Directions -> Could you update the entries below by swapping every "motion vectors" for "flow vectors" and leaving everything else unchanged?
#### Information given ####
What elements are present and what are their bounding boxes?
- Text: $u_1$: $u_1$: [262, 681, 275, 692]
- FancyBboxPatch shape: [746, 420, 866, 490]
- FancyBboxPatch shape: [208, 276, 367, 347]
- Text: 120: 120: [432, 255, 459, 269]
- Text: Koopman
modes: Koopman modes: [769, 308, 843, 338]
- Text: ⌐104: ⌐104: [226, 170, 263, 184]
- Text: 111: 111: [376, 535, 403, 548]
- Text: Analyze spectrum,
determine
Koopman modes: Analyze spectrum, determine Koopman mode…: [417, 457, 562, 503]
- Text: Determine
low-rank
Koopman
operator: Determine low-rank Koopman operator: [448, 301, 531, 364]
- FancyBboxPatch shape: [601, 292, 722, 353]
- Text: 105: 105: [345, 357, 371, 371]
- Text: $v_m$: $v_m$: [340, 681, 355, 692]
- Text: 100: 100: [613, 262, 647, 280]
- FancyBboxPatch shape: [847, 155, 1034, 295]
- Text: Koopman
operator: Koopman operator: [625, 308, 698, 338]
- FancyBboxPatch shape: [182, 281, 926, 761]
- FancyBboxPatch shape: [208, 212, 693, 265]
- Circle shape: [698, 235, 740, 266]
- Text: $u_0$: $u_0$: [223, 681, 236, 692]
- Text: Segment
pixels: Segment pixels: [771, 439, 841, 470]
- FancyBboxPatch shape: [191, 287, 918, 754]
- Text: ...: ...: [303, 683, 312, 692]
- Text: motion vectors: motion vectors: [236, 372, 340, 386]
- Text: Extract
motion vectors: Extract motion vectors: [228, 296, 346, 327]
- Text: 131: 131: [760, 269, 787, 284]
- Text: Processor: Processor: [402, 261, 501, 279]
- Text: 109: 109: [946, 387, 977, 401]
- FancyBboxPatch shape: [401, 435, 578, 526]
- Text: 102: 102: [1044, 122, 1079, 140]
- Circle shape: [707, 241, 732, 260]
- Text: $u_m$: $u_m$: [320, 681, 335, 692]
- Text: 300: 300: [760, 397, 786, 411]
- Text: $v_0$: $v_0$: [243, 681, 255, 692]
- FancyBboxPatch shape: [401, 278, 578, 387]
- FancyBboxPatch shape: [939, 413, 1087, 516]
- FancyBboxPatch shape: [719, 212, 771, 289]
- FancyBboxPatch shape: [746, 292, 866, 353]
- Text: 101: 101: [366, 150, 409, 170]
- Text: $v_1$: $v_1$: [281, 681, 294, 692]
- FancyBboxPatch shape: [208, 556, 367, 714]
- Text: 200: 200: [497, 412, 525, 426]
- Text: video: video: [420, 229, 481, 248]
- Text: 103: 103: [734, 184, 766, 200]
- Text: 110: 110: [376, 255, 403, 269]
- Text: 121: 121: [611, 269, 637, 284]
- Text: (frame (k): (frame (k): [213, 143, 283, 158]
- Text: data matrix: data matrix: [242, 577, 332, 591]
####
Result for this exercise ->
What elements are present and what are their bounding boxes?
- Text: $u_1$: $u_1$: [262, 681, 275, 692]
- FancyBboxPatch shape: [746, 420, 866, 490]
- FancyBboxPatch shape: [208, 276, 367, 347]
- Text: 120: 120: [432, 255, 459, 269]
- Text: Koopman
modes: Koopman modes: [769, 308, 843, 338]
- Text: ⌐104: ⌐104: [226, 170, 263, 184]
- Text: 111: 111: [376, 535, 403, 548]
- Text: Analyze spectrum,
determine
Koopman modes: Analyze spectrum, determine Koopman mode…: [417, 457, 562, 503]
- Text: Determine
low-rank
Koopman
operator: Determine low-rank Koopman operator: [448, 301, 531, 364]
- FancyBboxPatch shape: [601, 292, 722, 353]
- Text: 105: 105: [345, 357, 371, 371]
- Text: $v_m$: $v_m$: [340, 681, 355, 692]
- Text: 100: 100: [613, 262, 647, 280]
- FancyBboxPatch shape: [847, 155, 1034, 295]
- Text: Koopman
operator: Koopman operator: [625, 308, 698, 338]
- FancyBboxPatch shape: [182, 281, 926, 761]
- FancyBboxPatch shape: [208, 212, 693, 265]
- Circle shape: [698, 235, 740, 266]
- Text: $u_0$: $u_0$: [223, 681, 236, 692]
- Text: Segment
pixels: Segment pixels: [771, 439, 841, 470]
- FancyBboxPatch shape: [191, 287, 918, 754]
- Text: ...: ...: [303, 683, 312, 692]
- Text: flow vectors: flow vectors: [236, 372, 340, 386]
- Text: Extract
flow vectors: Extract flow vectors: [228, 296, 346, 327]
- Text: 131: 131: [760, 269, 787, 284]
- Text: Processor: Processor: [402, 261, 501, 279]
- Text: 109: 109: [946, 387, 977, 401]
- FancyBboxPatch shape: [401, 435, 578, 526]
- Text: 102: 102: [1044, 122, 1079, 140]
- Circle shape: [707, 241, 732, 260]
- Text: $u_m$: $u_m$: [320, 681, 335, 692]
- Text: 300: 300: [760, 397, 786, 411]
- Text: $v_0$: $v_0$: [243, 681, 255, 692]
- FancyBboxPatch shape: [401, 278, 578, 387]
- FancyBboxPatch shape: [939, 413, 1087, 516]
- FancyBboxPatch shape: [719, 212, 771, 289]
- FancyBboxPatch shape: [746, 292, 866, 353]
- Text: 101: 101: [366, 150, 409, 170]
- Text: $v_1$: $v_1$: [281, 681, 294, 692]
- FancyBboxPatch shape: [208, 556, 367, 714]
- Text: 200: 200: [497, 412, 525, 426]
- Text: video: video: [420, 229, 481, 248]
- Text: 103: 103: [734, 184, 766, 200]
- Text: 110: 110: [376, 255, 403, 269]
- Text: 121: 121: [611, 269, 637, 284]
- Text: (frame (k): (frame (k): [213, 143, 283, 158]
- Text: data matrix: data matrix: [242, 577, 332, 591]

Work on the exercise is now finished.